[start of Reading text]

# from Windows 8 to 7



## Subhankar Mondal (Sep 5, 2013)

When we buy a laptop, the default os is often windows 8.
Can I change to W-7 immediately?
will I be provided with a original windows 7 CD?


----------



## harshilsharma63 (Sep 5, 2013)

You can install any OS, but you won't be provided with a genuine copy of Windows 7. Why do you want to downgrade from Windows 8 to Windows 7?


----------



## $hadow (Sep 5, 2013)

Why don't you dual boot the device.


----------



## dashing.sujay (Sep 5, 2013)

Windows 8 to windows 7 is not downgrade.


----------



## harshilsharma63 (Sep 5, 2013)

dashing.sujay said:


> Windows 8 to windows 7 is not downgrade.



Okay, that's subjective.


----------



## dashing.sujay (Sep 5, 2013)

harshilsharma63 said:


> Okay, that's subjective.



Ek poll ho jaye ?


----------



## harshilsharma63 (Sep 6, 2013)

dashing.sujay said:


> Ek poll ho jaye ?



*www.thinkdigit.com/forum/software-q/177557-your-primary-os.html


----------



## dashing.sujay (Sep 6, 2013)

harshilsharma63 said:


> *www.thinkdigit.com/forum/software-q/177557-your-primary-os.html



It had to be just b/w win 7 and 8.


----------



## swiftshashi (Sep 6, 2013)

Subhankar Mondal said:


> When we buy a laptop, the default os is often windows 8.
> Can I change to W-7 immediately?
> will I be provided with a original windows 7 CD?




Yes you can change to Win 7;No you wont be provided be a Win 7 cd if preinstalled OS is Win 8
OFFTOPIC
Are you from Ranchi by any chance??And if yes,were you in JVM evening branch??


----------



## keshab.nayak (Sep 7, 2013)

even i want to install windows 7 also....   but do u guys think windows 7 willl support all the latest hardwere  things in lenovo y510p .


----------



## Subhankar Mondal (Sep 8, 2013)

Actually I feel uneasy with this new windows 8 os.



$hadow said:


> Why don't you dual boot the device.



I have no idea to use dual boot both w8 and 7 .Is it possible?


----------



## harshilsharma63 (Sep 8, 2013)

If a laptop came with pre-installed windows 8, windows 7 drivers for it will not be available. My suggestion: keep using windows 8 for a few weeks. You'll feel that its not bad.


----------



## $hadow (Sep 8, 2013)

Yeah Harsh is right use it for a few weeks and you will get used to it. We all have our own reasons to hate and like windows 8. If you like than it is good or else make a fresh install of windows 7.

[end of Reading text]

Problem details | Translate this sentence from the forum thread above about going from Windows 8 to Windows 7 into Spanish: "If a laptop came with pre-installed windows 8, windows 7 drivers for it will not be available."

[start of Data provided]

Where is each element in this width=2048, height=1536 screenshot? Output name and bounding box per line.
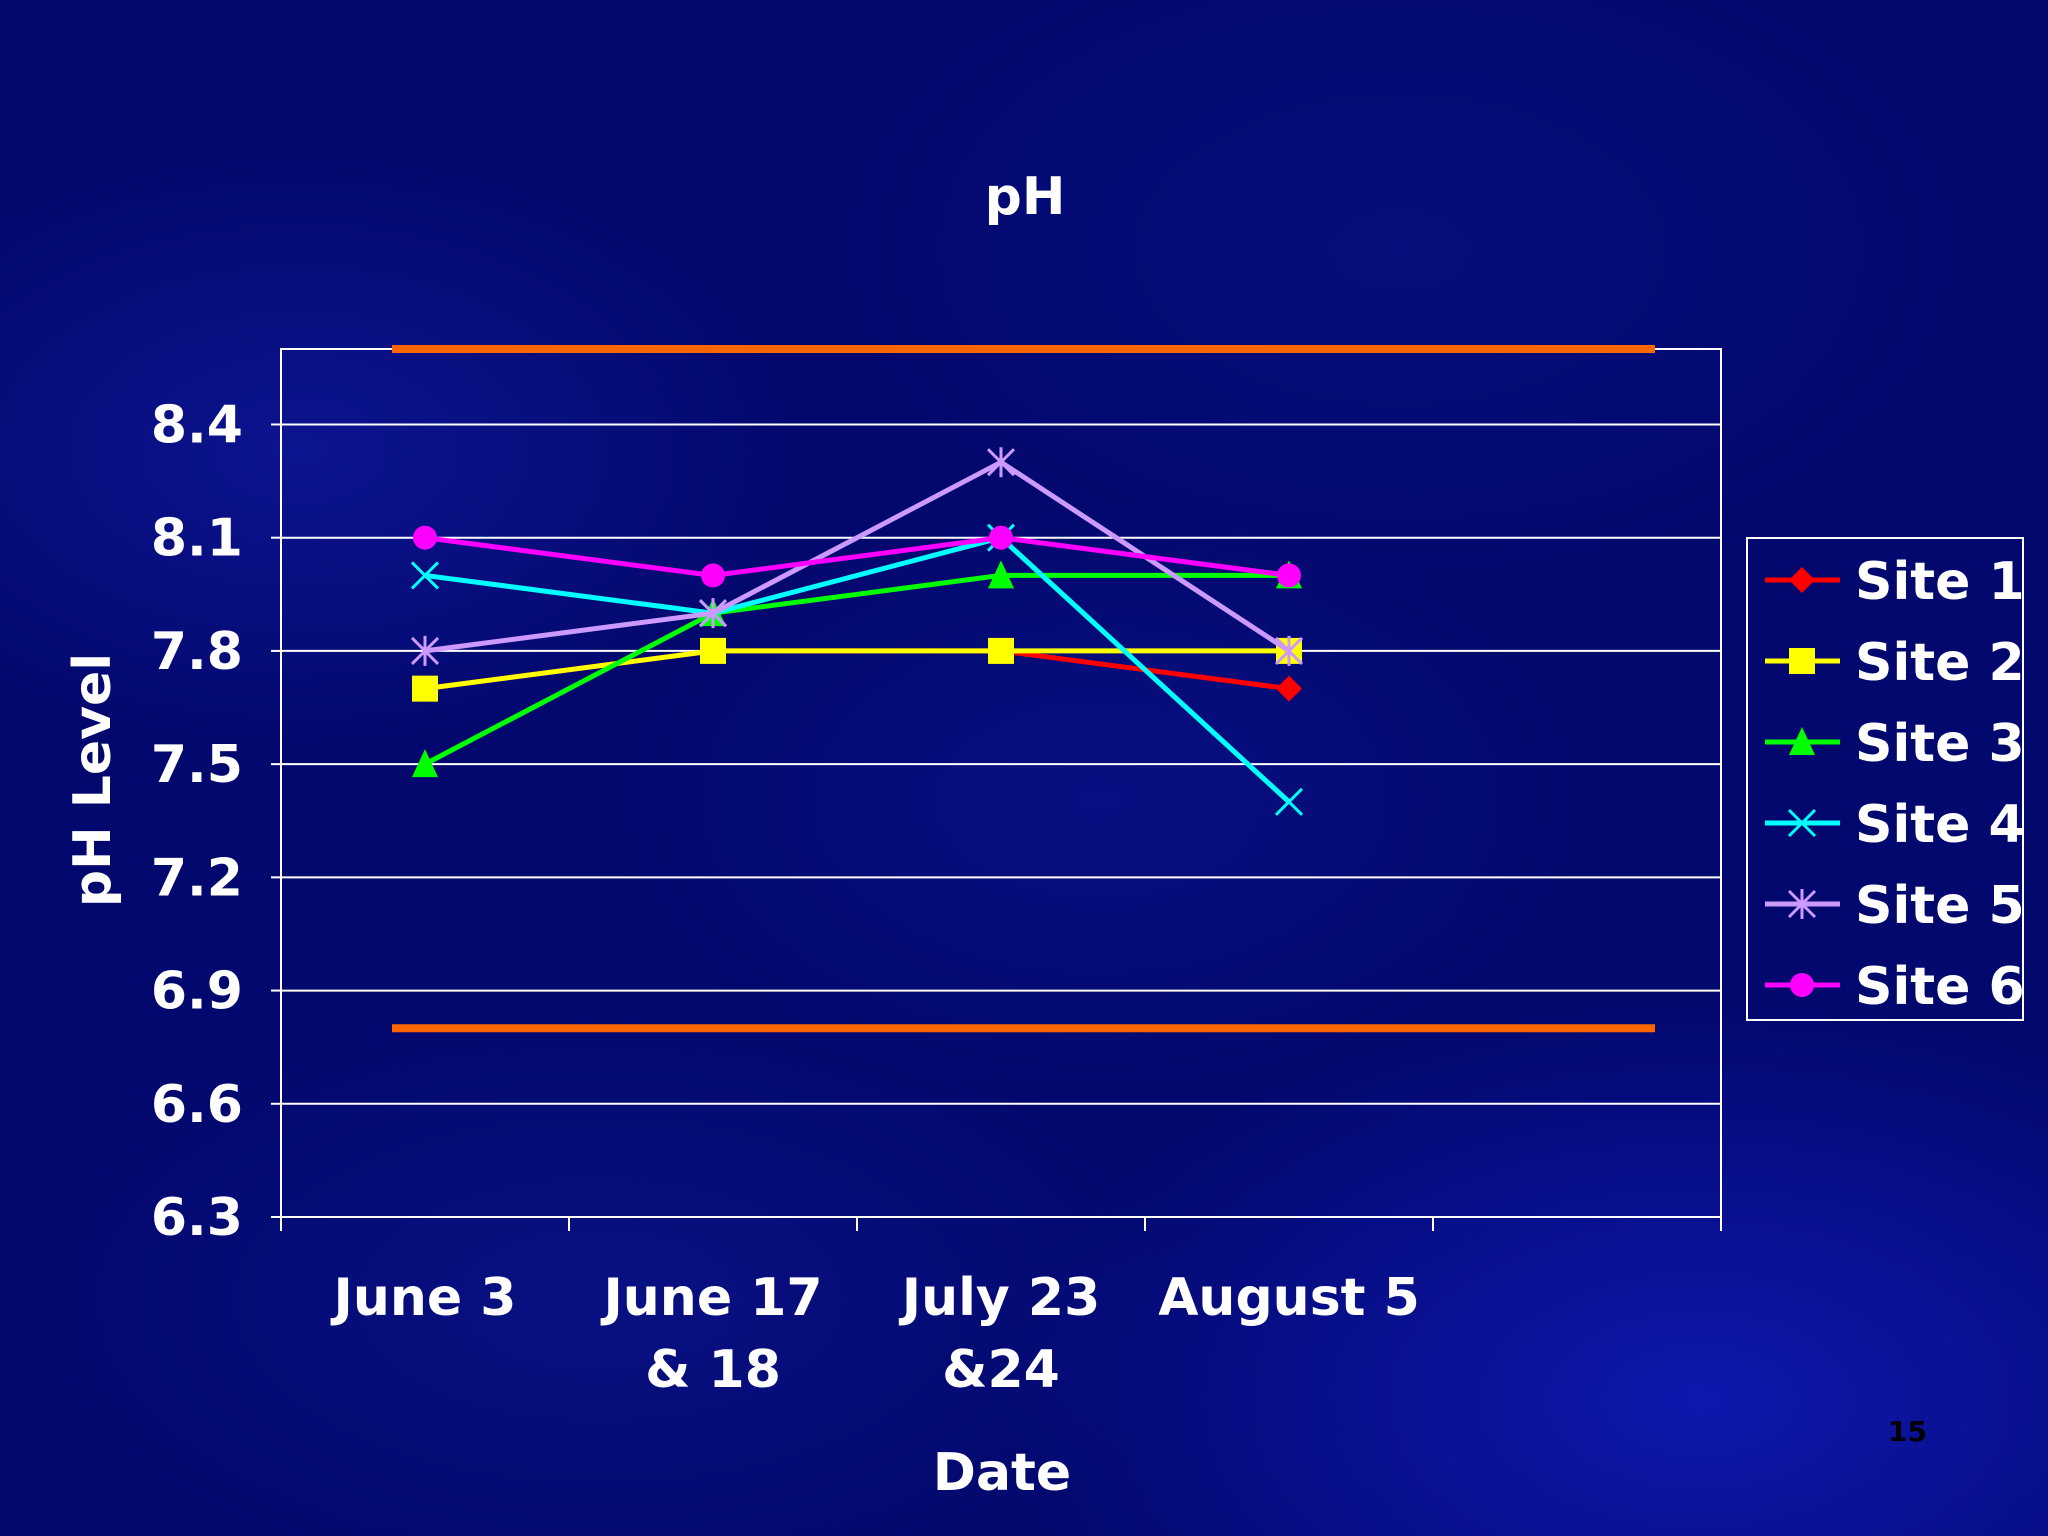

[end of Data provided]

Result of this exercise | Si una computadora portátil vino con Windows 8 preinstalado, no habrá controladores de Windows 7 disponibles para ella.